**SHORT EXERCISE**
Identify, in the records below, every line where the string "감사합니다" appears, and copy each such line.

**SUPPLIED MATERIAL**
• • • • • • •

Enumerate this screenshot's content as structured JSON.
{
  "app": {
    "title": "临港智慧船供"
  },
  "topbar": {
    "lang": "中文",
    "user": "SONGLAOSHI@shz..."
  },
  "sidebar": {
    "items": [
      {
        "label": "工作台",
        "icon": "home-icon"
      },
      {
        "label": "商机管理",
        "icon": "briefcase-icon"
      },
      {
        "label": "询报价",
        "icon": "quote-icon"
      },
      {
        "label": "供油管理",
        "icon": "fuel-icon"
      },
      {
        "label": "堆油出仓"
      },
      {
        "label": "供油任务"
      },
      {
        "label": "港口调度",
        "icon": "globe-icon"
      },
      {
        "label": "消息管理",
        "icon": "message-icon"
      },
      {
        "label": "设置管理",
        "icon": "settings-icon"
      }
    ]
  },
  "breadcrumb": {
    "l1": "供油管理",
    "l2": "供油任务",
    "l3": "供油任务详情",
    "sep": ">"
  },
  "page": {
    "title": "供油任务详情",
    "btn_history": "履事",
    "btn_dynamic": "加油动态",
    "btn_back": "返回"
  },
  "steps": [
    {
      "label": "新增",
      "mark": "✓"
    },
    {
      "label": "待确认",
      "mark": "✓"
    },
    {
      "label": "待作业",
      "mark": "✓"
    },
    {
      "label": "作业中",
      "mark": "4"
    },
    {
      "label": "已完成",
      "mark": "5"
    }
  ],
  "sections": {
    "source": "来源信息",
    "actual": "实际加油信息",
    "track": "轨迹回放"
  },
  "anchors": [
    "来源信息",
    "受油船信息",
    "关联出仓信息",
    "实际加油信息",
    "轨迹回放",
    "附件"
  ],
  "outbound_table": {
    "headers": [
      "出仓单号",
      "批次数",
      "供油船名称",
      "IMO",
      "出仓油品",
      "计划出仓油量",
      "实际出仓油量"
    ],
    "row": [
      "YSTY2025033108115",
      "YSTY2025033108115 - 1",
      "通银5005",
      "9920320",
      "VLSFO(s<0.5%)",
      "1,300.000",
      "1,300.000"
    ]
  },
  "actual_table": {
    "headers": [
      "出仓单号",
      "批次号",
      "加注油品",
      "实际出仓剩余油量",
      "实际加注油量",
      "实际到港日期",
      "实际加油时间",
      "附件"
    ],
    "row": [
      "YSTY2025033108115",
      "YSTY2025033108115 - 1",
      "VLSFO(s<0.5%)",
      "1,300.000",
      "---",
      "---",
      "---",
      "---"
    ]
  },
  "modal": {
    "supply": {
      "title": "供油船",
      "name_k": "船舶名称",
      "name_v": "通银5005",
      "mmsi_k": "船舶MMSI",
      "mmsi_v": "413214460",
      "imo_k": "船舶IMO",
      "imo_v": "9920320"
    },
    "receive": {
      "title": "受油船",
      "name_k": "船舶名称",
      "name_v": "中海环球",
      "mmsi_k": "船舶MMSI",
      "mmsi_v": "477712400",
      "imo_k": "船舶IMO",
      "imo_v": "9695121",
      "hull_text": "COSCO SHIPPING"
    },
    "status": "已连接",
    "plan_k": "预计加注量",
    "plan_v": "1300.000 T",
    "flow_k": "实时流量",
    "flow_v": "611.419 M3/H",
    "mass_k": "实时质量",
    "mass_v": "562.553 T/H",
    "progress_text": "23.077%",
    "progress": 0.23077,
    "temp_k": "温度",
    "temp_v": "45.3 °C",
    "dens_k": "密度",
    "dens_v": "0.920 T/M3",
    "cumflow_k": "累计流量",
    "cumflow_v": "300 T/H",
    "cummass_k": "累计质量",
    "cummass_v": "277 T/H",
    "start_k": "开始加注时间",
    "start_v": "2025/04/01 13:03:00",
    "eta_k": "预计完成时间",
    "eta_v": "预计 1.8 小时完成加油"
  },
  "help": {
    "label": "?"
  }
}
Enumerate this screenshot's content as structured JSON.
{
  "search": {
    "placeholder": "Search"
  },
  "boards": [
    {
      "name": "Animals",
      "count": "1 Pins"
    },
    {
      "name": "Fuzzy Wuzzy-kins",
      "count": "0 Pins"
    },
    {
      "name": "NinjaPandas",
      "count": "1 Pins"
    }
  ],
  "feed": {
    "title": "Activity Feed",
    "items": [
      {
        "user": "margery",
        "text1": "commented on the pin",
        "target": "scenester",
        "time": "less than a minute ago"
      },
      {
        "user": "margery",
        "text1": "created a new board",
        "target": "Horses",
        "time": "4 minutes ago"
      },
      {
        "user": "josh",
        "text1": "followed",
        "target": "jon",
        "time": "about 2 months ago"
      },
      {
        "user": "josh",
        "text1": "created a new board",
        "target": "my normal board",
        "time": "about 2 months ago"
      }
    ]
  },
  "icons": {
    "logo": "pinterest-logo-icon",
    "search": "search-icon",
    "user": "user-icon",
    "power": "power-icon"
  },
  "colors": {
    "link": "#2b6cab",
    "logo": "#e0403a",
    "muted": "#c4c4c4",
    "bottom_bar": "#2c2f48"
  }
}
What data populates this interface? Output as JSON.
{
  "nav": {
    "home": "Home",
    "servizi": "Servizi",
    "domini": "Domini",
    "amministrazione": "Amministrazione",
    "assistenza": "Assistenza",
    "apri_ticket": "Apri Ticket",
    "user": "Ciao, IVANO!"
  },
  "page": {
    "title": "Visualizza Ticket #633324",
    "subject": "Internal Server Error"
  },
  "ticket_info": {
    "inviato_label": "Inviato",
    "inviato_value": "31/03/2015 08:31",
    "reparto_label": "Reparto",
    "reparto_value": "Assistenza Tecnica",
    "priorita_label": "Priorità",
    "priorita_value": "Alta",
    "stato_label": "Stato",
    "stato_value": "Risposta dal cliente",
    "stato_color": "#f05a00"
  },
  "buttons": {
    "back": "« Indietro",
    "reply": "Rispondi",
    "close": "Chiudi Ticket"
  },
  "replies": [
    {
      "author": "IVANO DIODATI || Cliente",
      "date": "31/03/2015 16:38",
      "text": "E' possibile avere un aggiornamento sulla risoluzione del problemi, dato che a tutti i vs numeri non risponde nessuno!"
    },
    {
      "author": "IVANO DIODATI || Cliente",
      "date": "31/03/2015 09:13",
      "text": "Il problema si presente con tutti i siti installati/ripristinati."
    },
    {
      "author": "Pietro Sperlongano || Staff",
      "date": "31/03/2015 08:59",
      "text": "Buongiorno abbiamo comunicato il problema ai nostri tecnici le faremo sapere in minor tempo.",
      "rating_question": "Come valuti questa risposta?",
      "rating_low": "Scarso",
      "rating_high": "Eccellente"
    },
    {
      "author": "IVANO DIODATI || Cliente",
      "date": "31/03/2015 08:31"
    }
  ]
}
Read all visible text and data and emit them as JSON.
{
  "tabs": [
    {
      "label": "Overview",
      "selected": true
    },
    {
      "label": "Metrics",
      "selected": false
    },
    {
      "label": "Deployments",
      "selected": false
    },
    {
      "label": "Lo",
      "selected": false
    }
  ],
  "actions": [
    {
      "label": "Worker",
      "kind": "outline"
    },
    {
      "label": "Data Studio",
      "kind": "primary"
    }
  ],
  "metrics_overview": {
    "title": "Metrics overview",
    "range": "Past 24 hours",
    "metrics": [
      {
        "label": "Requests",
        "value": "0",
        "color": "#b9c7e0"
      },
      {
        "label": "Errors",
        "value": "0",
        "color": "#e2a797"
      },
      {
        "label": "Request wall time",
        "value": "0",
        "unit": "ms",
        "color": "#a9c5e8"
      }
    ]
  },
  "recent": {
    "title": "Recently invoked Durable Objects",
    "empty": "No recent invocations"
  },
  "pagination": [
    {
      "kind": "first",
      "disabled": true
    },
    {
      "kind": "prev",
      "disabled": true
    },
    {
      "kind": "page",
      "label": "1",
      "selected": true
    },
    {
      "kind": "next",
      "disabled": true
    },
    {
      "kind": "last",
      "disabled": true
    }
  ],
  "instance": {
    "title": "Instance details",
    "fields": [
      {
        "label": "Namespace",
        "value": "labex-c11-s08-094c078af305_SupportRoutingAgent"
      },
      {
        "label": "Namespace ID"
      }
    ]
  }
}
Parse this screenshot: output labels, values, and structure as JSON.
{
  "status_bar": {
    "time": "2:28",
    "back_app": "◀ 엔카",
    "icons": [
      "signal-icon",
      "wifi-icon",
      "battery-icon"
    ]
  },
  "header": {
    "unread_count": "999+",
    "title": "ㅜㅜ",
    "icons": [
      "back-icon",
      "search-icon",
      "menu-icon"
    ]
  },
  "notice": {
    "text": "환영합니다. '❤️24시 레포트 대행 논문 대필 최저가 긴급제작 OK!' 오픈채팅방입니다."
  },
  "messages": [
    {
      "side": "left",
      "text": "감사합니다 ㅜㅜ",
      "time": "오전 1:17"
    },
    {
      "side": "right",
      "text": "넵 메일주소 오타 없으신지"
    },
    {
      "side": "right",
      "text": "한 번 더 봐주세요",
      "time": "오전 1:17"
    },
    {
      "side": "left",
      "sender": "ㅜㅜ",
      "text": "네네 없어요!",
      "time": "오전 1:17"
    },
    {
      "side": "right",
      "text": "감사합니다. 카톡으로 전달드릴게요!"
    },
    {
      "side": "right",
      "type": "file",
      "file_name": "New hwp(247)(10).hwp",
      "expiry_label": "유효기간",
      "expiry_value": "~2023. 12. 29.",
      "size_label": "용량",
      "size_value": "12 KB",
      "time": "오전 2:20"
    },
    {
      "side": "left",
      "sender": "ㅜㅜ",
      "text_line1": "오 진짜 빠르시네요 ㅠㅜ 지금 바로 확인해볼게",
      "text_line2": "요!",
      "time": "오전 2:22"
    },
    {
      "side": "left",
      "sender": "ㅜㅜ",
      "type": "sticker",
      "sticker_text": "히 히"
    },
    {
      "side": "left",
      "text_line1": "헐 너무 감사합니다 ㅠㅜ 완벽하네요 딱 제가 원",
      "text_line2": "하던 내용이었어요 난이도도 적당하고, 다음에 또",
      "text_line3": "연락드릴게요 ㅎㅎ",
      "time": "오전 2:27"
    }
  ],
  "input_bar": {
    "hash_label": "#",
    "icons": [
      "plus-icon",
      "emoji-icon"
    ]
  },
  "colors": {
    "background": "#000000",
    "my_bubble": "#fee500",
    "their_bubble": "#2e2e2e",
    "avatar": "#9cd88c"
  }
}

• • • • • • •

**COMPLETE OUTPUT**
      "text": "감사합니다 ㅜㅜ",
      "text": "감사합니다. 카톡으로 전달드릴게요!"
      "text_line1": "헐 너무 감사합니다 ㅠㅜ 완벽하네요 딱 제가 원",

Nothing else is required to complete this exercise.